La fermeture du détroit d’Ormuz par les Gardiens de la Révolution iraniens, combinée aux tensions persistantes en mer Rouge, modifie progressivement les circuits du commerce maritime international. Ces deux axes majeurs – le détroit d’Ormuz et le canal de Suez – sont essentiels au transport du pétrole et des marchandises dans le monde. Leur perturbation simultanée provoque déjà des répercussions importantes sur les marchés énergétiques et les chaînes d’approvisionnement.
Dans ce contexte, plusieurs grandes compagnies maritimes ont décidé d’éviter les zones jugées trop risquées. Des acteurs majeurs comme Maersk, MSC et CMA CGM privilégient désormais un contournement de l’Afrique via le cap de Bonne-Espérance. Ce choix allonge les délais de livraison d’environ dix jours et entraîne une hausse notable des coûts de transport.
À Maurice, cette situation est suivie de près. L’économie locale, fortement dépendante des importations, notamment pour les produits alimentaires, les matières premières et l’énergie, pourrait être directement affectée par des perturbations prolongées. Pour l’heure, les autorités se veulent rassurantes : les stocks stratégiques sont jugés suffisants et aucune rupture d’approvisionnement majeure n’a été constatée.

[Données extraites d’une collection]
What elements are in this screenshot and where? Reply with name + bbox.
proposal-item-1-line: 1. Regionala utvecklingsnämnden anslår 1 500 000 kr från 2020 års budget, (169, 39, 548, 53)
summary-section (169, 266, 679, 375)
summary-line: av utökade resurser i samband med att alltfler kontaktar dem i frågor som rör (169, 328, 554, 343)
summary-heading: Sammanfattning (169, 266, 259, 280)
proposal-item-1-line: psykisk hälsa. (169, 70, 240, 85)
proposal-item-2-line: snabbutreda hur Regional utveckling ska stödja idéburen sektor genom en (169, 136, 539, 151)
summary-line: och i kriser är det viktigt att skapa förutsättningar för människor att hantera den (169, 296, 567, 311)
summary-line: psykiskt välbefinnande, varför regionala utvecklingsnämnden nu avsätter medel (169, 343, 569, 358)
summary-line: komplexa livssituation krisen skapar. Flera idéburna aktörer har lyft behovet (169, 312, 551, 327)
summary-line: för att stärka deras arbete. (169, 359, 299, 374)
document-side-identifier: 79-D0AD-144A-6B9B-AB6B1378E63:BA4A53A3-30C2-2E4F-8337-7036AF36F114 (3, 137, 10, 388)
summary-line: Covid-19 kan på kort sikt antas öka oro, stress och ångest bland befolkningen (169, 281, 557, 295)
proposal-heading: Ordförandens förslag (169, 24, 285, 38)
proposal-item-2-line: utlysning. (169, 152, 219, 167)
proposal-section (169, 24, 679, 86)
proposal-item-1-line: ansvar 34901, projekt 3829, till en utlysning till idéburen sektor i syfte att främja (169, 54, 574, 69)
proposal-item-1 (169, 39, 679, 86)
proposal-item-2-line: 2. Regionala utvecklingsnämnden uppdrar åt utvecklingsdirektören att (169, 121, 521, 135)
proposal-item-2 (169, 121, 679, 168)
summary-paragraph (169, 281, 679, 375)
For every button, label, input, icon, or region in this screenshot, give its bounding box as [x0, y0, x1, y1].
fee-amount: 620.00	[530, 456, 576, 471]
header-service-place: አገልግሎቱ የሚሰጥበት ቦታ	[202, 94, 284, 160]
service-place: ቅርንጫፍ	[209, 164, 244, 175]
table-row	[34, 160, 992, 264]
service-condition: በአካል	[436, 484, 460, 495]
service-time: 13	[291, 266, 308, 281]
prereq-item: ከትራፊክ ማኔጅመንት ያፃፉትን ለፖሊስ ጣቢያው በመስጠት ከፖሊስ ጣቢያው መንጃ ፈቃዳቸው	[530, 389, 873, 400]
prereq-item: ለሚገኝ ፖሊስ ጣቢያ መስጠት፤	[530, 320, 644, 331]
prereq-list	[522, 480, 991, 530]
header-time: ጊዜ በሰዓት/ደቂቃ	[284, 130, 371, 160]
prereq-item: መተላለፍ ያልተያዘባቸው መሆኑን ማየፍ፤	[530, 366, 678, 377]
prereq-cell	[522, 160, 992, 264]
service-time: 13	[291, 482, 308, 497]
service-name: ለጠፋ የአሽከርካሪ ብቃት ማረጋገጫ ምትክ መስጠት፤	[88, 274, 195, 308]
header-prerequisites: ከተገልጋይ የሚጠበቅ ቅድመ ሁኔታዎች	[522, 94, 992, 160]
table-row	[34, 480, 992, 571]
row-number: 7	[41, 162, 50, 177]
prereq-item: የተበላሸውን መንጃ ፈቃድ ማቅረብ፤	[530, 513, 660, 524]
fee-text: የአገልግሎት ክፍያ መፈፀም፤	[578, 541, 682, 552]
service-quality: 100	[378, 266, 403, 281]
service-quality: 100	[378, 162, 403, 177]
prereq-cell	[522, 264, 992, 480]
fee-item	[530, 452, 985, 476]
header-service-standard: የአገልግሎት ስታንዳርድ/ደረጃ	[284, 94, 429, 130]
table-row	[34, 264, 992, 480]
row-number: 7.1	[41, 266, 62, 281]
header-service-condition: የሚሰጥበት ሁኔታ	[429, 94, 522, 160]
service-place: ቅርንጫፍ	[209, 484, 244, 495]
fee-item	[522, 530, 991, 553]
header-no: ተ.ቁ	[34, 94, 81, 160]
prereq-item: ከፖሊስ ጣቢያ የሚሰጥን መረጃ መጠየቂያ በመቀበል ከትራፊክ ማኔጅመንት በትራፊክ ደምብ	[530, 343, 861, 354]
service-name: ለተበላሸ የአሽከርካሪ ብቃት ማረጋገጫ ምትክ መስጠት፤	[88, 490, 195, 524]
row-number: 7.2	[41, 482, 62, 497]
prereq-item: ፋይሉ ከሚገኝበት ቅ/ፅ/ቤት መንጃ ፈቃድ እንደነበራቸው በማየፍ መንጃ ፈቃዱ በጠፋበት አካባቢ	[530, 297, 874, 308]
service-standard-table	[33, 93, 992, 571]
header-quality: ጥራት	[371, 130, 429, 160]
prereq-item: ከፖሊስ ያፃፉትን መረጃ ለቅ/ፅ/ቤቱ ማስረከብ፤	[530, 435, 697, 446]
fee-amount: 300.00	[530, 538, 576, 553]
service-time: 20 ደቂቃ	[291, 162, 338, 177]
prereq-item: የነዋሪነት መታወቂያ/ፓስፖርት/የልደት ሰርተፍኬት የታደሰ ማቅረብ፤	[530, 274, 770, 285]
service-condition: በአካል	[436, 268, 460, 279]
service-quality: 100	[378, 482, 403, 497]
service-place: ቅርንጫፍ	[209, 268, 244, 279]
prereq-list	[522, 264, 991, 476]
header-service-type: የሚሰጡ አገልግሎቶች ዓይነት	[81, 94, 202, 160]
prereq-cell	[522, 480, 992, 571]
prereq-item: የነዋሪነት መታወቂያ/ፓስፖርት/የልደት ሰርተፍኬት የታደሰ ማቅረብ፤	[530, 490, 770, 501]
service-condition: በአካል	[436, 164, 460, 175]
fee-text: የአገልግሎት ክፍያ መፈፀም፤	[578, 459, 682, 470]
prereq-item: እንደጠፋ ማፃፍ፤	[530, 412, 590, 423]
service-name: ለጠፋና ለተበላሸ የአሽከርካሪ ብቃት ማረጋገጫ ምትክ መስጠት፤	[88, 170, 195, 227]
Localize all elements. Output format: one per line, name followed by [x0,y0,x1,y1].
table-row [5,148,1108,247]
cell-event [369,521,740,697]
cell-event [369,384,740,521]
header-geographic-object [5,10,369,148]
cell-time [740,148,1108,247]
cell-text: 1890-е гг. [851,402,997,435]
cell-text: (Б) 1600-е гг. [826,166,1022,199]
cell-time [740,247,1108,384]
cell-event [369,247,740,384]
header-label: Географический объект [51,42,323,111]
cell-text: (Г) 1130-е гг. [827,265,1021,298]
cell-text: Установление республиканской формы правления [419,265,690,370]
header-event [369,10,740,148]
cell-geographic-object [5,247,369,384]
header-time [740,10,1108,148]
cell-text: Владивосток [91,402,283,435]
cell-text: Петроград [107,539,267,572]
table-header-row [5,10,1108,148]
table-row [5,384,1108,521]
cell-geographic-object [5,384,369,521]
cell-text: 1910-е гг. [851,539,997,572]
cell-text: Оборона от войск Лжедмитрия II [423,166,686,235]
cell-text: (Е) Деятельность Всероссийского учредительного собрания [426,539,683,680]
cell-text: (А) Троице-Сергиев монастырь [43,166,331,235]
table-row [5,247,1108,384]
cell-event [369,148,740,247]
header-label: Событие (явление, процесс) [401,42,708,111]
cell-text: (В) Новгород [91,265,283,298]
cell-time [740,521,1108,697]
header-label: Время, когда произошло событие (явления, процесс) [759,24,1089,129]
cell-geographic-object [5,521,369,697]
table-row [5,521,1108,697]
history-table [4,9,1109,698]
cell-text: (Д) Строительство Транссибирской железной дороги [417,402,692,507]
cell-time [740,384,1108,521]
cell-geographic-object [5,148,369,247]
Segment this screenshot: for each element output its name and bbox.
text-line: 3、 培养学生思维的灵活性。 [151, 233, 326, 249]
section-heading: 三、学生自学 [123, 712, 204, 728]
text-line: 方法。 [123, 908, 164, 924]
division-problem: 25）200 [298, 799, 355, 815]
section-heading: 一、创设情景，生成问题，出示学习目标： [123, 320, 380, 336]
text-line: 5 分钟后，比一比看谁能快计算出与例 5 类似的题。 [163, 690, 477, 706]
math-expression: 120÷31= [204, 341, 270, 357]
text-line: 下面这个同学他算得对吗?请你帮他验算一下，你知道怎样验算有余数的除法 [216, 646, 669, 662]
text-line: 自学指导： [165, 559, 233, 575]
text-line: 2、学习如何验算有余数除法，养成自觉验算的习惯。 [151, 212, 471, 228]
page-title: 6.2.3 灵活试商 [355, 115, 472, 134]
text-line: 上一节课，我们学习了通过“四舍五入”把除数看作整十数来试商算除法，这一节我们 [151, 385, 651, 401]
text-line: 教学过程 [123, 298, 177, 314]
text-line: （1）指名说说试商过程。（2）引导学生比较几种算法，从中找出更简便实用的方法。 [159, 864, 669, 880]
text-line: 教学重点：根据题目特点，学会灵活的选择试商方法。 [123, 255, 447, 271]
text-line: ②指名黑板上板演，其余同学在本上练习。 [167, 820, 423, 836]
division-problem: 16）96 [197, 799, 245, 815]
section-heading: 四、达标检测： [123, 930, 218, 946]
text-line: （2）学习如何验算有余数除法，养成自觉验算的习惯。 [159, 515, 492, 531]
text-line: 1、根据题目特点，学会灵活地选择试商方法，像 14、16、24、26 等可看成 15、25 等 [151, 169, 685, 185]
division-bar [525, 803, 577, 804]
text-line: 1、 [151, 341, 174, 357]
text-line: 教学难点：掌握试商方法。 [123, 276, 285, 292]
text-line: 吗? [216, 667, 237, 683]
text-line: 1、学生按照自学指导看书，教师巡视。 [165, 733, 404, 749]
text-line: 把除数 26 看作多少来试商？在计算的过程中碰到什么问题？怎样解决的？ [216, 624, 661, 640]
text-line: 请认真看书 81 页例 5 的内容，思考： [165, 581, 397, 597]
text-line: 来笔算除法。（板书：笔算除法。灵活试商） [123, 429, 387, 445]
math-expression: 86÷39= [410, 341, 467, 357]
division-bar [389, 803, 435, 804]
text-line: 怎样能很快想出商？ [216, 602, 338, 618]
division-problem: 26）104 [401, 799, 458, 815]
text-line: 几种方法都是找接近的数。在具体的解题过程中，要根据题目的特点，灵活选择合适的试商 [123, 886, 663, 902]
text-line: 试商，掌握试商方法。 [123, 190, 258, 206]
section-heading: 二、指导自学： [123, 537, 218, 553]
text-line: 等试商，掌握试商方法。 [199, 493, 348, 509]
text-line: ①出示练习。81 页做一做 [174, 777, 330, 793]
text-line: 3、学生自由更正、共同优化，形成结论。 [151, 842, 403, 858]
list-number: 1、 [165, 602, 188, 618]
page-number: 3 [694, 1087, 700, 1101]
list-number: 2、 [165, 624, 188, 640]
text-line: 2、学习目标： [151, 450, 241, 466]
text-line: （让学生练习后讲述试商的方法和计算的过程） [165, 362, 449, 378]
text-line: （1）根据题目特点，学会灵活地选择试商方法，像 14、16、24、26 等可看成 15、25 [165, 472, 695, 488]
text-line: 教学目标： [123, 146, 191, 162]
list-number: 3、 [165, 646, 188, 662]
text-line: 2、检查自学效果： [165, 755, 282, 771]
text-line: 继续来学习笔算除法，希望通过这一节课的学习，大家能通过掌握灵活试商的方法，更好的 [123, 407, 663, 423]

_Travail demandé_:
(1) D’après le texte sur le commerce maritime, de combien le contournement de l’Afrique par le cap de Bonne-Espérance allonge-t-il les délais de livraison ?
(2) Rédigez la suite du texte sur le commerce maritime, à partir de sa dernière phrase.

_Corrigé des exercices_:
(1) D’environ dix jours.

(2)
L’économiste Ibrahim Malleck appelle toutefois à la vigilance.
Selon Ibrahim Malleck, les conséquences d’un blocage dans le détroit d’Ormuz pourraient être considérables. Il souligne également que les effets se font déjà sentir sur les prix de l’énergie. Selon l’économiste, tout dépendra de la durée du conflit. À court terme, la situation reste maîtrisable, mais une crise prolongée pourrait rapidement changer la donne.
Entretemps, la donne serait sur une consommation responsable, en attendant d’y voir plus clair sur l’évolution de la situation.